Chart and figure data
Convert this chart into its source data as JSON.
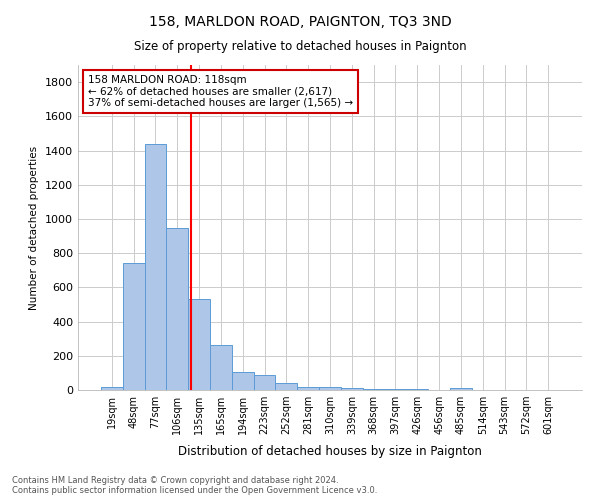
{
  "title": "158, MARLDON ROAD, PAIGNTON, TQ3 3ND",
  "subtitle": "Size of property relative to detached houses in Paignton",
  "xlabel": "Distribution of detached houses by size in Paignton",
  "ylabel": "Number of detached properties",
  "footnote": "Contains HM Land Registry data © Crown copyright and database right 2024.\nContains public sector information licensed under the Open Government Licence v3.0.",
  "categories": [
    "19sqm",
    "48sqm",
    "77sqm",
    "106sqm",
    "135sqm",
    "165sqm",
    "194sqm",
    "223sqm",
    "252sqm",
    "281sqm",
    "310sqm",
    "339sqm",
    "368sqm",
    "397sqm",
    "426sqm",
    "456sqm",
    "485sqm",
    "514sqm",
    "543sqm",
    "572sqm",
    "601sqm"
  ],
  "values": [
    20,
    740,
    1440,
    950,
    530,
    265,
    105,
    90,
    40,
    20,
    15,
    10,
    5,
    5,
    3,
    2,
    10,
    0,
    0,
    0,
    0
  ],
  "bar_color": "#aec6e8",
  "bar_edge_color": "#5b9bd5",
  "grid_color": "#cccccc",
  "red_line_x": 3.63,
  "annotation_text": "158 MARLDON ROAD: 118sqm\n← 62% of detached houses are smaller (2,617)\n37% of semi-detached houses are larger (1,565) →",
  "annotation_box_color": "#ffffff",
  "annotation_box_edge": "#cc0000",
  "ylim": [
    0,
    1900
  ],
  "yticks": [
    0,
    200,
    400,
    600,
    800,
    1000,
    1200,
    1400,
    1600,
    1800
  ]
}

### THE REQUEST:
Using the listing above, say how many of its lines contain the string "MARLDON", giving nothing but the figure.

### SOLUTION FOR THIS EXERCISE:
2